Instructions for the task: Using the records provided below, locate and copy each line that contains the word "услуги".

Items from a dataset
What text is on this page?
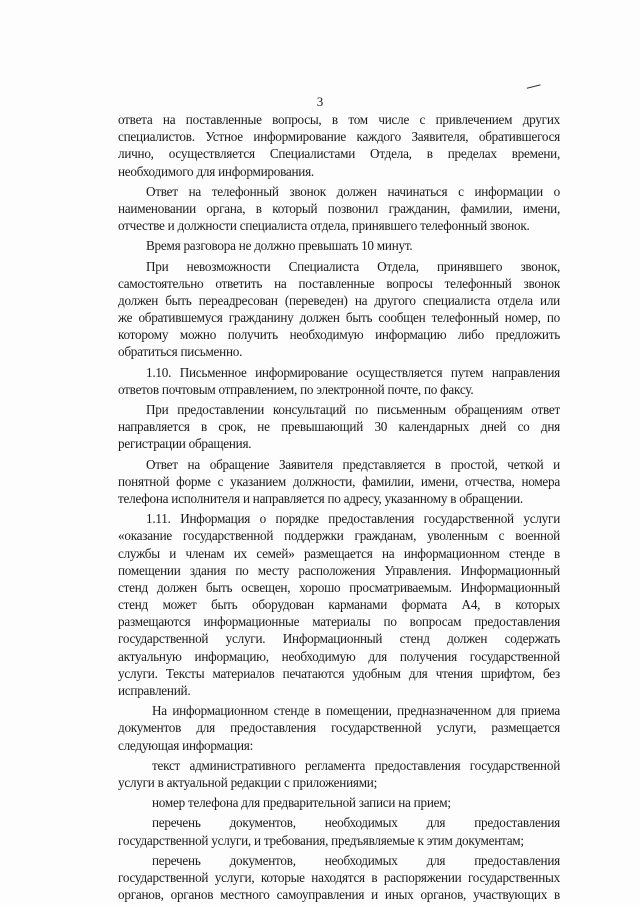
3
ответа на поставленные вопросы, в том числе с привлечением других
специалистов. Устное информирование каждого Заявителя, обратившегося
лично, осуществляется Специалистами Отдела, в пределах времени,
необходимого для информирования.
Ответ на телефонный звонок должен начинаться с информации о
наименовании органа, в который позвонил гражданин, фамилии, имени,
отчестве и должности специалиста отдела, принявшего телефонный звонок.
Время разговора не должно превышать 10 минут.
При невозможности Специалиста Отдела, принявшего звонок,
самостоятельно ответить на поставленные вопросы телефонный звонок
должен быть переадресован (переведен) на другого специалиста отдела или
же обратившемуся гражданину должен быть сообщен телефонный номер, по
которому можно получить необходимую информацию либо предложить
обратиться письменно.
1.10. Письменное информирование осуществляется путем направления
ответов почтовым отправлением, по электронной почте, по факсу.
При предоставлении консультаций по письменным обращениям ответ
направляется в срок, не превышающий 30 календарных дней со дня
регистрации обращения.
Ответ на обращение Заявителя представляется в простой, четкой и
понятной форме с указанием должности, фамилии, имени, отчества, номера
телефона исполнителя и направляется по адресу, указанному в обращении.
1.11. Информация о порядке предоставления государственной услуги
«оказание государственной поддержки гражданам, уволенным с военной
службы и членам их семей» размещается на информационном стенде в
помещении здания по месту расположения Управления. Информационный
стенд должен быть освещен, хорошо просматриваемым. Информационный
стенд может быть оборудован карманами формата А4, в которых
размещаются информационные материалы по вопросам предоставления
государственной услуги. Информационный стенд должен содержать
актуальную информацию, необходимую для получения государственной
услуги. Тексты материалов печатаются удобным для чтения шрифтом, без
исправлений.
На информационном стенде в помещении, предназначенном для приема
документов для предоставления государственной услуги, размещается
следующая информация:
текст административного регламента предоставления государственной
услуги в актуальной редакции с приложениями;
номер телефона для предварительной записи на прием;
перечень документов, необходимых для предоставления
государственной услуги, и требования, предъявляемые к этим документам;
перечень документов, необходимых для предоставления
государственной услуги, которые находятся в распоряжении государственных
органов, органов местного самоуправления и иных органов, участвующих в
* * *
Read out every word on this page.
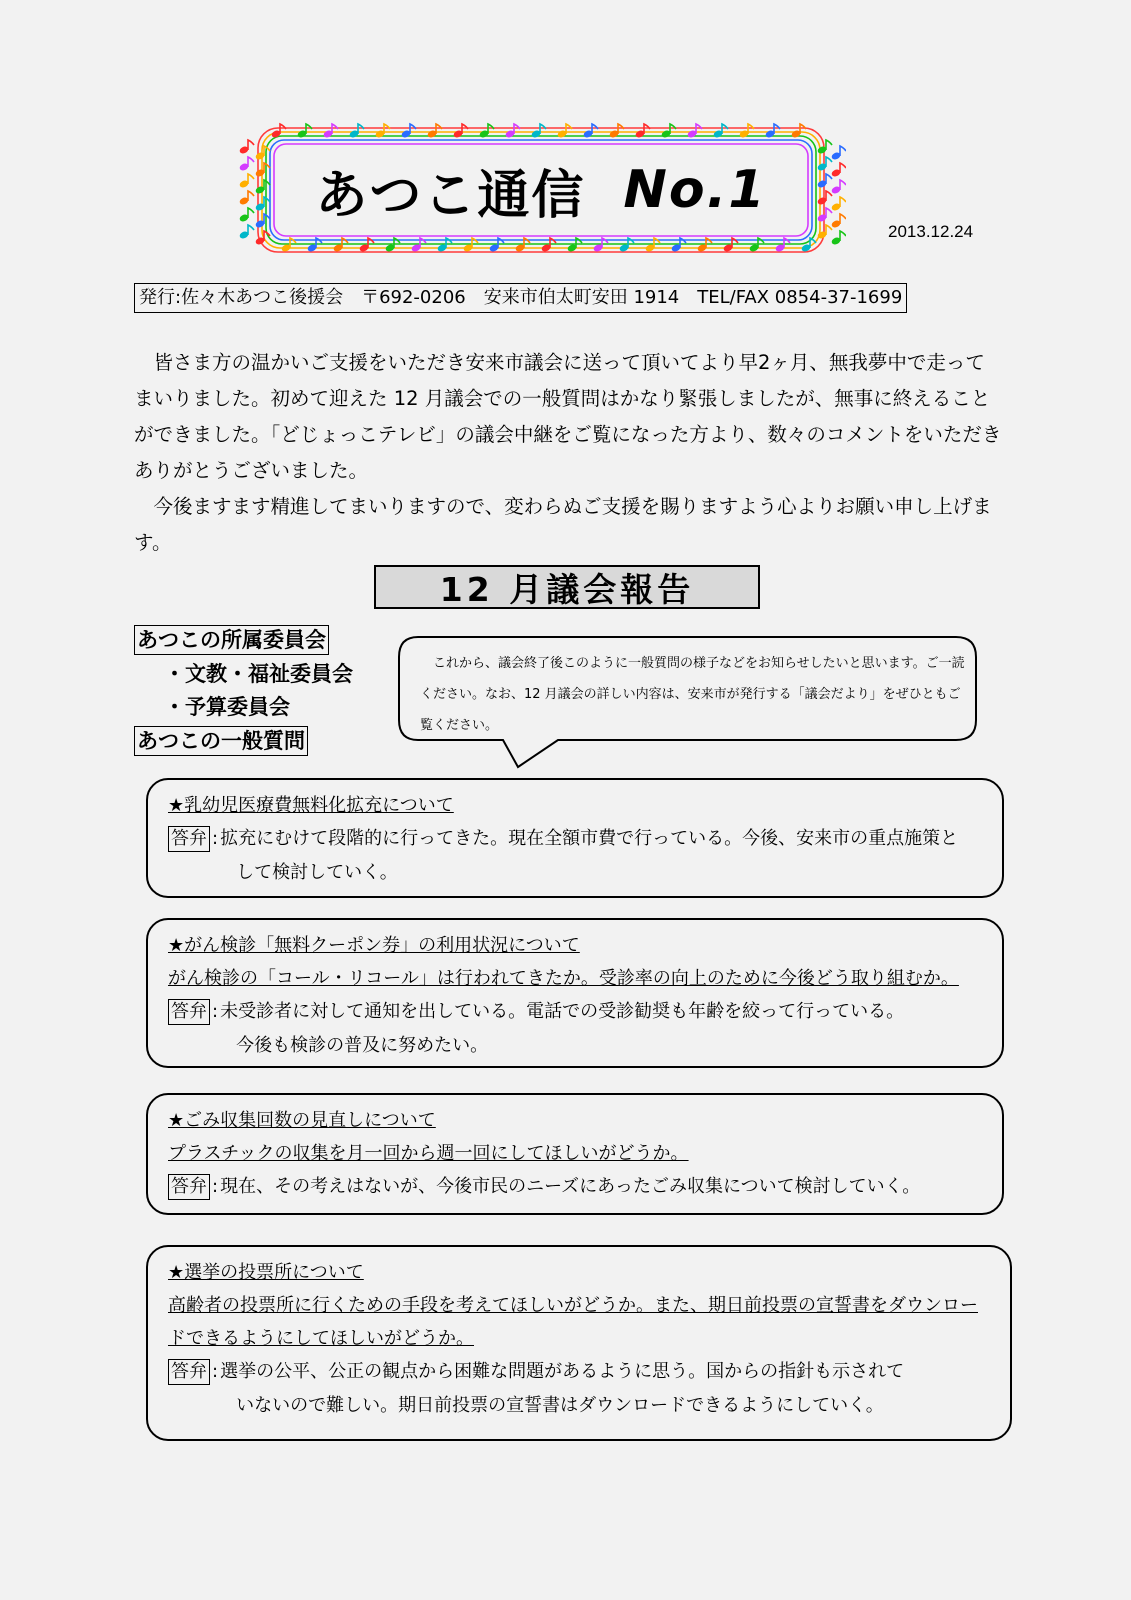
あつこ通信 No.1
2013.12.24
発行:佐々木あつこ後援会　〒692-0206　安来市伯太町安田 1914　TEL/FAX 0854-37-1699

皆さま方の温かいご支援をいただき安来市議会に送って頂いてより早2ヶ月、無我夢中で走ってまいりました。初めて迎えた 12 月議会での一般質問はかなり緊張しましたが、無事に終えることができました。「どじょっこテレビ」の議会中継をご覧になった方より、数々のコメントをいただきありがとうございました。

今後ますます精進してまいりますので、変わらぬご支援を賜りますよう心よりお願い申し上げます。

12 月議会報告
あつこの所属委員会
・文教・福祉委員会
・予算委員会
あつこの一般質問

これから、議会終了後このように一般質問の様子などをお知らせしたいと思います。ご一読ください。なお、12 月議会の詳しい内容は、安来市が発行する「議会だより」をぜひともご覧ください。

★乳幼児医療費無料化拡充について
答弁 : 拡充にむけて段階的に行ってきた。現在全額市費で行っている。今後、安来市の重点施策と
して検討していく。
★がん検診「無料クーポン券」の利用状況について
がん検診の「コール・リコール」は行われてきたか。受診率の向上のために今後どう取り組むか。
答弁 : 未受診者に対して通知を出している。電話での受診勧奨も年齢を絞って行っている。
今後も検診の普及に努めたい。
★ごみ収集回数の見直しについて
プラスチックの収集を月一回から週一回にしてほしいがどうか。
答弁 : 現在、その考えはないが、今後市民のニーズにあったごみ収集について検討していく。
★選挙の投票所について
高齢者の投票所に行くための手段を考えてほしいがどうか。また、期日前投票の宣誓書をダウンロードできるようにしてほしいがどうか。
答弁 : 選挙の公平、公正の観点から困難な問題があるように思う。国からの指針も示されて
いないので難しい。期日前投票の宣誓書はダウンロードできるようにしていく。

Exercise answer:
1.11. Информация о порядке предоставления государственной услуги
государственной услуги. Информационный стенд должен содержать
услуги. Тексты материалов печатаются удобным для чтения шрифтом, без
документов для предоставления государственной услуги, размещается
услуги в актуальной редакции с приложениями;
государственной услуги, и требования, предъявляемые к этим документам;
государственной услуги, которые находятся в распоряжении государственных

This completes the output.